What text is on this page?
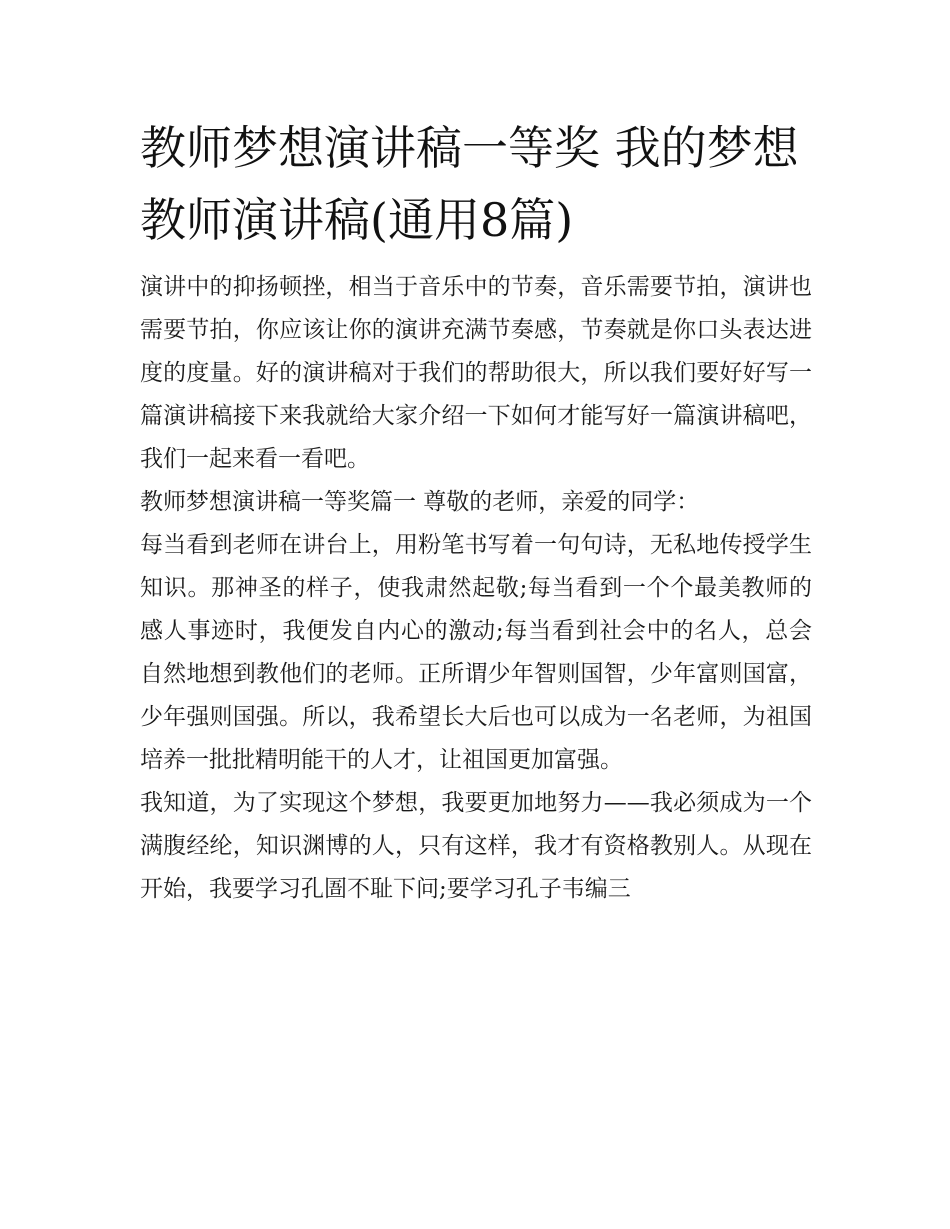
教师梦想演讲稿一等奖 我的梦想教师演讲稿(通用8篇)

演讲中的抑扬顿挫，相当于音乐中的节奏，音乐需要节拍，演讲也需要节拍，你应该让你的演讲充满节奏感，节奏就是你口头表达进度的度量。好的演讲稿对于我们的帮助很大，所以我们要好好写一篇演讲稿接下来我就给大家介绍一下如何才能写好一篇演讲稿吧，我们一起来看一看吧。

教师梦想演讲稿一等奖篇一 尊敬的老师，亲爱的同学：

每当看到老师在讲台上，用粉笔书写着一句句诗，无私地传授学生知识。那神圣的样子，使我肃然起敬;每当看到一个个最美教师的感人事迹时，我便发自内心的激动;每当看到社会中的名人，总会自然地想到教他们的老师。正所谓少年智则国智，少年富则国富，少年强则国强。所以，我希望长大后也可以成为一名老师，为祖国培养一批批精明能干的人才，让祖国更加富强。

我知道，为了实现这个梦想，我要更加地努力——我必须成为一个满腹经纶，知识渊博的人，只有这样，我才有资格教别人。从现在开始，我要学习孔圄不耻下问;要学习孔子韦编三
*****
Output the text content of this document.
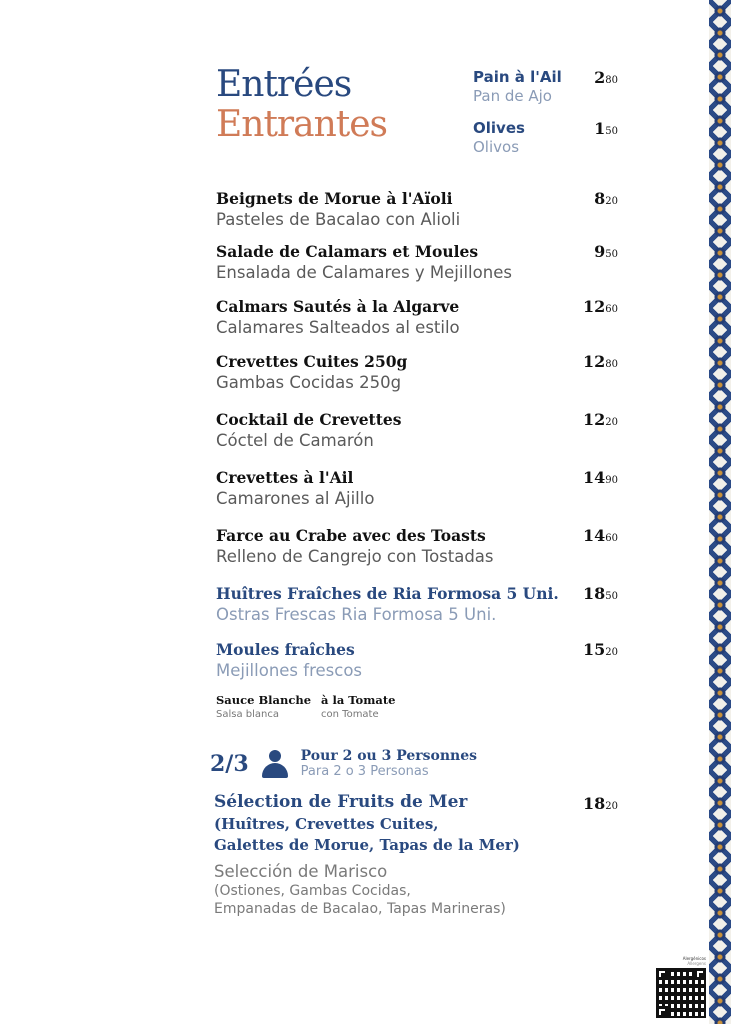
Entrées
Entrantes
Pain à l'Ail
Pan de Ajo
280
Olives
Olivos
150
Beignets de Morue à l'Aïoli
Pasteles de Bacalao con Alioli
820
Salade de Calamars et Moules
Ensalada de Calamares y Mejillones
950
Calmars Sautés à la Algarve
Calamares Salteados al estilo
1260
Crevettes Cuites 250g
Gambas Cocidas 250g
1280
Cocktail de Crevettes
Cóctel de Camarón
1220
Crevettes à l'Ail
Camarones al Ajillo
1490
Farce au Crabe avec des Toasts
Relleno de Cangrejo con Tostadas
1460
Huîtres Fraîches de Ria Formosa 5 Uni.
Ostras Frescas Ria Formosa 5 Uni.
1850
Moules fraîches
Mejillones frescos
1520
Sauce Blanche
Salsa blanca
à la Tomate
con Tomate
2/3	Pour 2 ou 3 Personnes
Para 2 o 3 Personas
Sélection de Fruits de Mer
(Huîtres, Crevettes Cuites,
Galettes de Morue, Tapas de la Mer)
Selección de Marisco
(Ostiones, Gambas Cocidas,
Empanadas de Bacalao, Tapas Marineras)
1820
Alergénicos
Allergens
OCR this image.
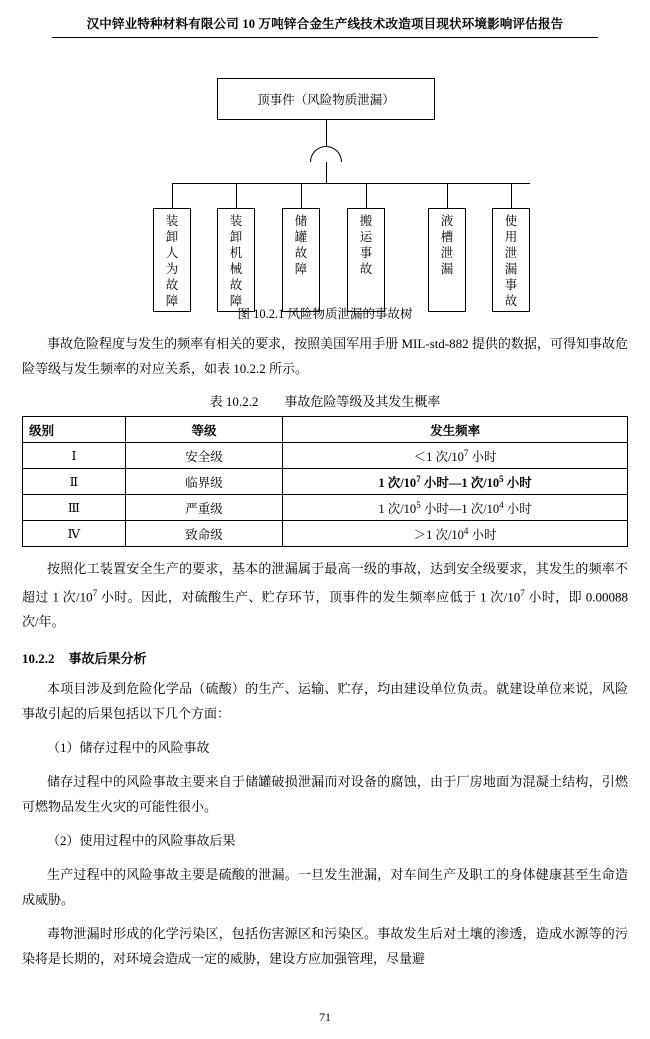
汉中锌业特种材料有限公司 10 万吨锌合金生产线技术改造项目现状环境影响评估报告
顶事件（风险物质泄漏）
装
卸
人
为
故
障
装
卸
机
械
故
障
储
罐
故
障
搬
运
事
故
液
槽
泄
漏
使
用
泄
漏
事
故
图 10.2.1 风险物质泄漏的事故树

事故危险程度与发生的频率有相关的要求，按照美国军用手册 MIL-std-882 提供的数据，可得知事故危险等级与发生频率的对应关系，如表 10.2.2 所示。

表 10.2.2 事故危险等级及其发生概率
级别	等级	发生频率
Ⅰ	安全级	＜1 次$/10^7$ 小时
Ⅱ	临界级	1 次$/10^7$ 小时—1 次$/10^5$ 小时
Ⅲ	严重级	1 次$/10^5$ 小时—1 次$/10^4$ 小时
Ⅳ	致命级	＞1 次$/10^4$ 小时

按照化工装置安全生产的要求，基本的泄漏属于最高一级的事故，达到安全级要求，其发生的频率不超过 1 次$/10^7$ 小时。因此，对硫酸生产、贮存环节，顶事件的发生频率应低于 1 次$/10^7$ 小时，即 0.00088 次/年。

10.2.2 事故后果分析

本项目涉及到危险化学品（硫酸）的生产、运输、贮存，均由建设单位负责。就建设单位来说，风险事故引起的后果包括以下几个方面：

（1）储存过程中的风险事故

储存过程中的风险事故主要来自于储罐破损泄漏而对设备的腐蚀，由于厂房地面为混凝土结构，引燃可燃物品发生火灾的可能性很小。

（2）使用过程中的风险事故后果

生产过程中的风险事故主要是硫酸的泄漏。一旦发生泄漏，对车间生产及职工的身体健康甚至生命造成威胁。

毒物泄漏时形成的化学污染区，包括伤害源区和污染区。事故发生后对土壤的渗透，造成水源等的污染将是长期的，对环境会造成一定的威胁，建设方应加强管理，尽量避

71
*****
** INSTRUCTION **
Look through the listing and extract every line with "Huîtres" in it.

** THE REPLY **
Huîtres Fraîches de Ria Formosa 5 Uni.
(Huîtres, Crevettes Cuites,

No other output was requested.